-- Directive --
Quote the entries that follow exactly, leaving none out.

/---

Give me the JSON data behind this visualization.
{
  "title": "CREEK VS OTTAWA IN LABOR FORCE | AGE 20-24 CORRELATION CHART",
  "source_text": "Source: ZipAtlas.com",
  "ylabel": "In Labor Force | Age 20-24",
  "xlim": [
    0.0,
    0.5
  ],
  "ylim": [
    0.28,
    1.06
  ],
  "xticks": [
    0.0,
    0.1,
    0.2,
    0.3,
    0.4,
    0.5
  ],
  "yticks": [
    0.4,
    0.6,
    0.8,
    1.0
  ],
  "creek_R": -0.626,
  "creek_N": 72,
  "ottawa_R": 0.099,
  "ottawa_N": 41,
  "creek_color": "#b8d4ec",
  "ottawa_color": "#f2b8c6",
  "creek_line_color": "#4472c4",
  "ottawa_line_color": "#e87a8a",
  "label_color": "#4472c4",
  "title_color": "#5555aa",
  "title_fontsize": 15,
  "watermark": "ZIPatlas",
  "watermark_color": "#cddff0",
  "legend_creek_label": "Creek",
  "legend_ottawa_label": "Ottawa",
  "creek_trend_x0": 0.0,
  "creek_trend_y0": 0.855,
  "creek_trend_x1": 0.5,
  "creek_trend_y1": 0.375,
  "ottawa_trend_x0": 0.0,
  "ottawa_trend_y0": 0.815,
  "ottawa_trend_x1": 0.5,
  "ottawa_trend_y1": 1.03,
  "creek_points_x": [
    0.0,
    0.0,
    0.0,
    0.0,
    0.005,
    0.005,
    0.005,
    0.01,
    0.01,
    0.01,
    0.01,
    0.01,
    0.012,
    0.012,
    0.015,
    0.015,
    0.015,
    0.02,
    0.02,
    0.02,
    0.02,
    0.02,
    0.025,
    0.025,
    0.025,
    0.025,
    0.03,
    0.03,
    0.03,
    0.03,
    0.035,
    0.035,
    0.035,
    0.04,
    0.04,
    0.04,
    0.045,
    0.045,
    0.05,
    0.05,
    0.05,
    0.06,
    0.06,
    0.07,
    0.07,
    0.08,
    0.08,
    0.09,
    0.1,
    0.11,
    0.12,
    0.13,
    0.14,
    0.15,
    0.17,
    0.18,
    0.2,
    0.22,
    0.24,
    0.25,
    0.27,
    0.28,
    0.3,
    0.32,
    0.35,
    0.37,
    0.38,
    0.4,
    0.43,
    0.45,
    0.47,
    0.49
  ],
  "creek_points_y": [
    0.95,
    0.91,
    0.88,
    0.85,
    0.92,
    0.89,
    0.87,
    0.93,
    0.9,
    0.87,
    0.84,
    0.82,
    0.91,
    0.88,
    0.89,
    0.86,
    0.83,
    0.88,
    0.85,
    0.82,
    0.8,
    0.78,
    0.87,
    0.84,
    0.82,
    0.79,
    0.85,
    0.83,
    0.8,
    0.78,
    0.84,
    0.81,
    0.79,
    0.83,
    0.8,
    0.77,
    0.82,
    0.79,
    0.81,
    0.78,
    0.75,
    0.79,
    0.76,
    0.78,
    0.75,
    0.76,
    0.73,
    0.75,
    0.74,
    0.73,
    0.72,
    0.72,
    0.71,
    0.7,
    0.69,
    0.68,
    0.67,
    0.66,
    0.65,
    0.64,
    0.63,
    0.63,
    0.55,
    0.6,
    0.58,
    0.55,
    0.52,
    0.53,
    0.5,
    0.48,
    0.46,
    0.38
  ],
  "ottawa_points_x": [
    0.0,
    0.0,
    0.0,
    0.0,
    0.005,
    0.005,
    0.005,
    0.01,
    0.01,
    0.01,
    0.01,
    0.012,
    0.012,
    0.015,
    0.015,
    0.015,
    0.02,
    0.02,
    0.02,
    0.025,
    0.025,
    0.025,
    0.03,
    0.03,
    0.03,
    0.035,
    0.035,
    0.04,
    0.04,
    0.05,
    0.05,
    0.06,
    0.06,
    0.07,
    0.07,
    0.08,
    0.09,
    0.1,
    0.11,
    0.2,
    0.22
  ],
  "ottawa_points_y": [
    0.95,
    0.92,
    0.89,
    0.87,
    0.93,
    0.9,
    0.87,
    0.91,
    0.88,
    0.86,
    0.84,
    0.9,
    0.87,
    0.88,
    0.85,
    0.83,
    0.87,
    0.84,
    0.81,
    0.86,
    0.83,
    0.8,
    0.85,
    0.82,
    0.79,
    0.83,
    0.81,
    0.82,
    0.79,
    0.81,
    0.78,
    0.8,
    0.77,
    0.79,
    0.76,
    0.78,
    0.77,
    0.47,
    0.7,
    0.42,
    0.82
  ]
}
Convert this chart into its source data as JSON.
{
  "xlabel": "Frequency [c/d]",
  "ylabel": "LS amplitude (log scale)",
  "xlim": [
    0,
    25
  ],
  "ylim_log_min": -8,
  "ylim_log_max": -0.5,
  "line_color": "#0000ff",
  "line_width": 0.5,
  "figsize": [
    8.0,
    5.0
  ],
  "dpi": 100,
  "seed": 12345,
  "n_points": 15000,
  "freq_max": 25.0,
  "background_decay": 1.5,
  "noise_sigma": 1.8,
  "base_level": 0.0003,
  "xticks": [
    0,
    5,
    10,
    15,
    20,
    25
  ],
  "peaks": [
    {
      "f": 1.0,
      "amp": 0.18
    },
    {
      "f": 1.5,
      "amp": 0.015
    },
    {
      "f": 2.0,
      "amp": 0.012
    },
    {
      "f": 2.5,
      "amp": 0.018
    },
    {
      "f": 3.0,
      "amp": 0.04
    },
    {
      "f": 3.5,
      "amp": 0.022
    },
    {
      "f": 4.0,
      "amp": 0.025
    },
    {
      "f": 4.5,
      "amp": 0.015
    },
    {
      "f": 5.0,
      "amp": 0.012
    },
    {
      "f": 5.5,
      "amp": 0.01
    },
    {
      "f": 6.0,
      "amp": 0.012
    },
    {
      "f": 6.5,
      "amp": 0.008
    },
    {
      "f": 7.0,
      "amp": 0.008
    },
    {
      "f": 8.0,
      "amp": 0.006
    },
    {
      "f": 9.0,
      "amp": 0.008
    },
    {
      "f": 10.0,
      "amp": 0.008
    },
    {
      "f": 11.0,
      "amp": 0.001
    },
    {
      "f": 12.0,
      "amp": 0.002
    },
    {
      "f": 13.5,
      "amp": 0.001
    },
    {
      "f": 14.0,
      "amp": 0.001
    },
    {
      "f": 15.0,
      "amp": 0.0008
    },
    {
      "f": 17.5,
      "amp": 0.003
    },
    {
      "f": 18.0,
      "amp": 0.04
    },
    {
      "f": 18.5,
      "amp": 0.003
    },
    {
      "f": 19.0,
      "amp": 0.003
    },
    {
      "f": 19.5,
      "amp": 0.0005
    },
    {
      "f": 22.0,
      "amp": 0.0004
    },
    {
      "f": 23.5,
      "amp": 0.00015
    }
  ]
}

\---

-- Task output --
Give me the JSON data behind this visualization.
{
  "title": "CREEK VS OTTAWA IN LABOR FORCE | AGE 20-24 CORRELATION CHART",
  "source_text": "Source: ZipAtlas.com",
  "ylabel": "In Labor Force | Age 20-24",
  "xlim": [
    0.0,
    0.5
  ],
  "ylim": [
    0.28,
    1.06
  ],
  "xticks": [
    0.0,
    0.1,
    0.2,
    0.3,
    0.4,
    0.5
  ],
  "yticks": [
    0.4,
    0.6,
    0.8,
    1.0
  ],
  "creek_R": -0.626,
  "creek_N": 72,
  "ottawa_R": 0.099,
  "ottawa_N": 41,
  "creek_color": "#b8d4ec",
  "ottawa_color": "#f2b8c6",
  "creek_line_color": "#4472c4",
  "ottawa_line_color": "#e87a8a",
  "label_color": "#4472c4",
  "title_color": "#5555aa",
  "title_fontsize": 15,
  "watermark": "ZIPatlas",
  "watermark_color": "#cddff0",
  "legend_creek_label": "Creek",
  "legend_ottawa_label": "Ottawa",
  "creek_trend_x0": 0.0,
  "creek_trend_y0": 0.855,
  "creek_trend_x1": 0.5,
  "creek_trend_y1": 0.375,
  "ottawa_trend_x0": 0.0,
  "ottawa_trend_y0": 0.815,
  "ottawa_trend_x1": 0.5,
  "ottawa_trend_y1": 1.03,
  "creek_points_x": [
    0.0,
    0.0,
    0.0,
    0.0,
    0.005,
    0.005,
    0.005,
    0.01,
    0.01,
    0.01,
    0.01,
    0.01,
    0.012,
    0.012,
    0.015,
    0.015,
    0.015,
    0.02,
    0.02,
    0.02,
    0.02,
    0.02,
    0.025,
    0.025,
    0.025,
    0.025,
    0.03,
    0.03,
    0.03,
    0.03,
    0.035,
    0.035,
    0.035,
    0.04,
    0.04,
    0.04,
    0.045,
    0.045,
    0.05,
    0.05,
    0.05,
    0.06,
    0.06,
    0.07,
    0.07,
    0.08,
    0.08,
    0.09,
    0.1,
    0.11,
    0.12,
    0.13,
    0.14,
    0.15,
    0.17,
    0.18,
    0.2,
    0.22,
    0.24,
    0.25,
    0.27,
    0.28,
    0.3,
    0.32,
    0.35,
    0.37,
    0.38,
    0.4,
    0.43,
    0.45,
    0.47,
    0.49
  ],
  "creek_points_y": [
    0.95,
    0.91,
    0.88,
    0.85,
    0.92,
    0.89,
    0.87,
    0.93,
    0.9,
    0.87,
    0.84,
    0.82,
    0.91,
    0.88,
    0.89,
    0.86,
    0.83,
    0.88,
    0.85,
    0.82,
    0.8,
    0.78,
    0.87,
    0.84,
    0.82,
    0.79,
    0.85,
    0.83,
    0.8,
    0.78,
    0.84,
    0.81,
    0.79,
    0.83,
    0.8,
    0.77,
    0.82,
    0.79,
    0.81,
    0.78,
    0.75,
    0.79,
    0.76,
    0.78,
    0.75,
    0.76,
    0.73,
    0.75,
    0.74,
    0.73,
    0.72,
    0.72,
    0.71,
    0.7,
    0.69,
    0.68,
    0.67,
    0.66,
    0.65,
    0.64,
    0.63,
    0.63,
    0.55,
    0.6,
    0.58,
    0.55,
    0.52,
    0.53,
    0.5,
    0.48,
    0.46,
    0.38
  ],
  "ottawa_points_x": [
    0.0,
    0.0,
    0.0,
    0.0,
    0.005,
    0.005,
    0.005,
    0.01,
    0.01,
    0.01,
    0.01,
    0.012,
    0.012,
    0.015,
    0.015,
    0.015,
    0.02,
    0.02,
    0.02,
    0.025,
    0.025,
    0.025,
    0.03,
    0.03,
    0.03,
    0.035,
    0.035,
    0.04,
    0.04,
    0.05,
    0.05,
    0.06,
    0.06,
    0.07,
    0.07,
    0.08,
    0.09,
    0.1,
    0.11,
    0.2,
    0.22
  ],
  "ottawa_points_y": [
    0.95,
    0.92,
    0.89,
    0.87,
    0.93,
    0.9,
    0.87,
    0.91,
    0.88,
    0.86,
    0.84,
    0.9,
    0.87,
    0.88,
    0.85,
    0.83,
    0.87,
    0.84,
    0.81,
    0.86,
    0.83,
    0.8,
    0.85,
    0.82,
    0.79,
    0.83,
    0.81,
    0.82,
    0.79,
    0.81,
    0.78,
    0.8,
    0.77,
    0.79,
    0.76,
    0.78,
    0.77,
    0.47,
    0.7,
    0.42,
    0.82
  ]
}
Convert this chart into its source data as JSON.
{
  "xlabel": "Frequency [c/d]",
  "ylabel": "LS amplitude (log scale)",
  "xlim": [
    0,
    25
  ],
  "ylim_log_min": -8,
  "ylim_log_max": -0.5,
  "line_color": "#0000ff",
  "line_width": 0.5,
  "figsize": [
    8.0,
    5.0
  ],
  "dpi": 100,
  "seed": 12345,
  "n_points": 15000,
  "freq_max": 25.0,
  "background_decay": 1.5,
  "noise_sigma": 1.8,
  "base_level": 0.0003,
  "xticks": [
    0,
    5,
    10,
    15,
    20,
    25
  ],
  "peaks": [
    {
      "f": 1.0,
      "amp": 0.18
    },
    {
      "f": 1.5,
      "amp": 0.015
    },
    {
      "f": 2.0,
      "amp": 0.012
    },
    {
      "f": 2.5,
      "amp": 0.018
    },
    {
      "f": 3.0,
      "amp": 0.04
    },
    {
      "f": 3.5,
      "amp": 0.022
    },
    {
      "f": 4.0,
      "amp": 0.025
    },
    {
      "f": 4.5,
      "amp": 0.015
    },
    {
      "f": 5.0,
      "amp": 0.012
    },
    {
      "f": 5.5,
      "amp": 0.01
    },
    {
      "f": 6.0,
      "amp": 0.012
    },
    {
      "f": 6.5,
      "amp": 0.008
    },
    {
      "f": 7.0,
      "amp": 0.008
    },
    {
      "f": 8.0,
      "amp": 0.006
    },
    {
      "f": 9.0,
      "amp": 0.008
    },
    {
      "f": 10.0,
      "amp": 0.008
    },
    {
      "f": 11.0,
      "amp": 0.001
    },
    {
      "f": 12.0,
      "amp": 0.002
    },
    {
      "f": 13.5,
      "amp": 0.001
    },
    {
      "f": 14.0,
      "amp": 0.001
    },
    {
      "f": 15.0,
      "amp": 0.0008
    },
    {
      "f": 17.5,
      "amp": 0.003
    },
    {
      "f": 18.0,
      "amp": 0.04
    },
    {
      "f": 18.5,
      "amp": 0.003
    },
    {
      "f": 19.0,
      "amp": 0.003
    },
    {
      "f": 19.5,
      "amp": 0.0005
    },
    {
      "f": 22.0,
      "amp": 0.0004
    },
    {
      "f": 23.5,
      "amp": 0.00015
    }
  ]
}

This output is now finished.